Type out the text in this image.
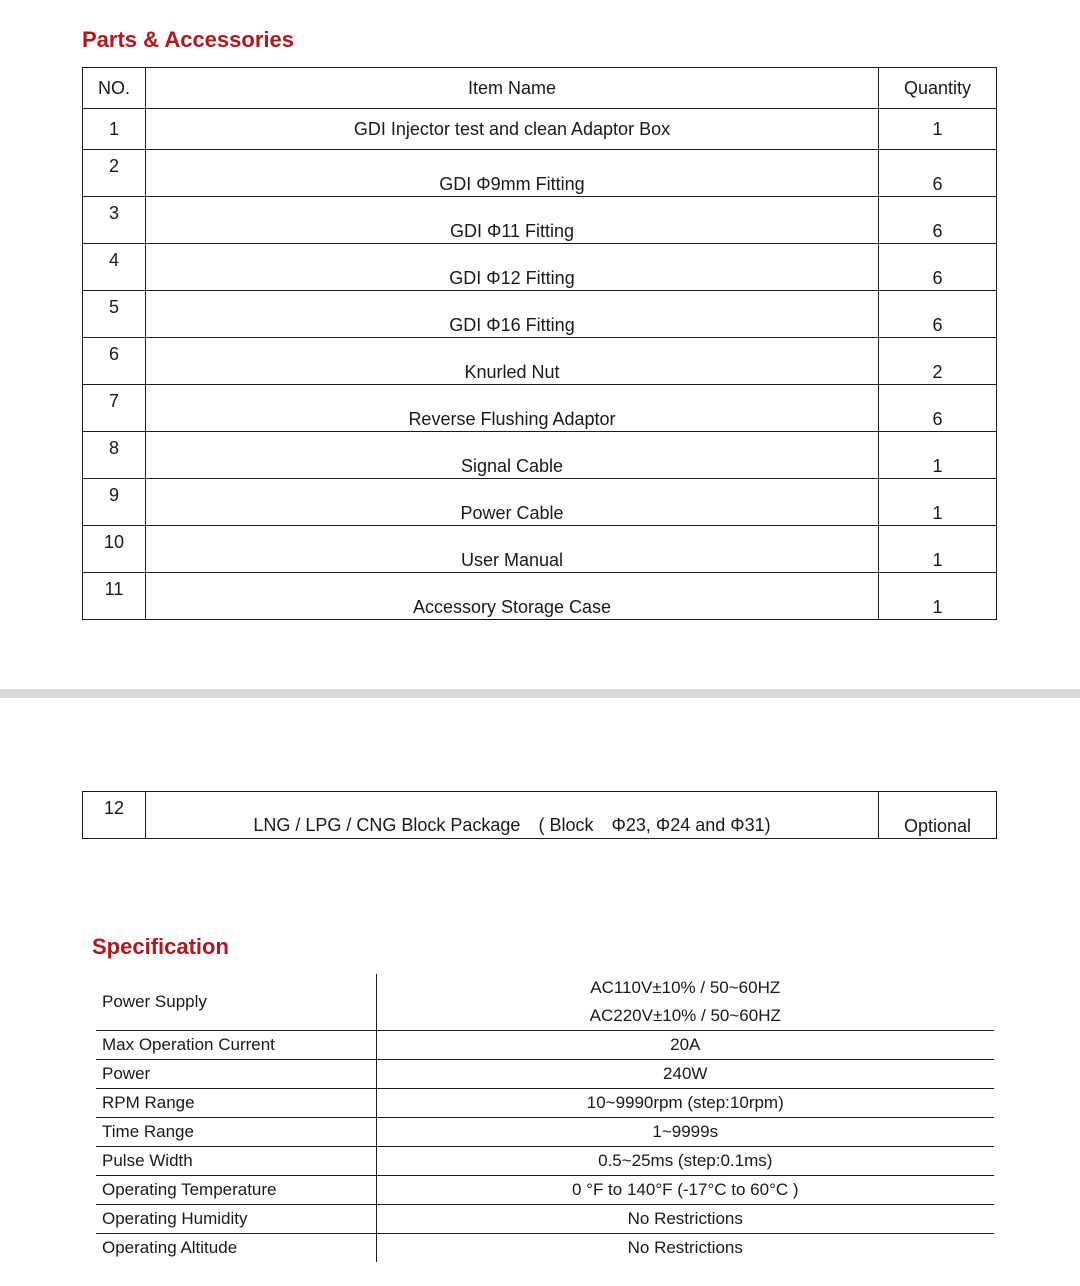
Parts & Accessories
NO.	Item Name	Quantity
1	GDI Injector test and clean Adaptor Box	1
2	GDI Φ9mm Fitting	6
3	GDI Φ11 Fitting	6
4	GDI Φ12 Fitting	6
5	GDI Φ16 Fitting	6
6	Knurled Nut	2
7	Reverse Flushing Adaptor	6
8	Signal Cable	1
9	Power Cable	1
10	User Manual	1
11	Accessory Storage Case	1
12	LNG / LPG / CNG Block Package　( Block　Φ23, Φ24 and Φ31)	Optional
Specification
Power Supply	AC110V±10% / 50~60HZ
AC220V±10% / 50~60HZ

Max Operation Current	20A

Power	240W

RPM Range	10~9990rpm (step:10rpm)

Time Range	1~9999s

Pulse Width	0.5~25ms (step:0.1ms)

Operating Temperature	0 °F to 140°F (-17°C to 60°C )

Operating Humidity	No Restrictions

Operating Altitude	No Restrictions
──────────
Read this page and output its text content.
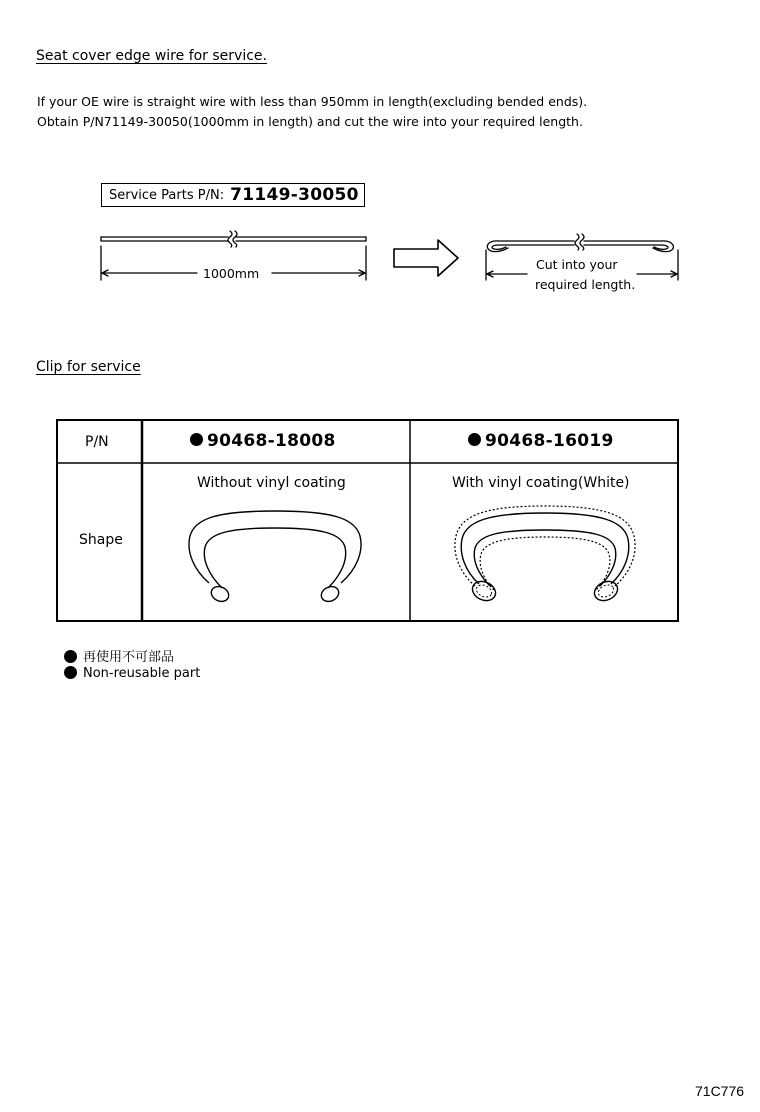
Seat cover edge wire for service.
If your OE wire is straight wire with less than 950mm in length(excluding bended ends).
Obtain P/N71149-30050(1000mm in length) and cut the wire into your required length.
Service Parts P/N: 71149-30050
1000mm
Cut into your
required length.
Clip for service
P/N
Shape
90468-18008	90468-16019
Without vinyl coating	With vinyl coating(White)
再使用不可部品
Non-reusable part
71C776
──────────
Count every line in the entries above where the word "text" appears; respond with the number alone.

Task solution: 2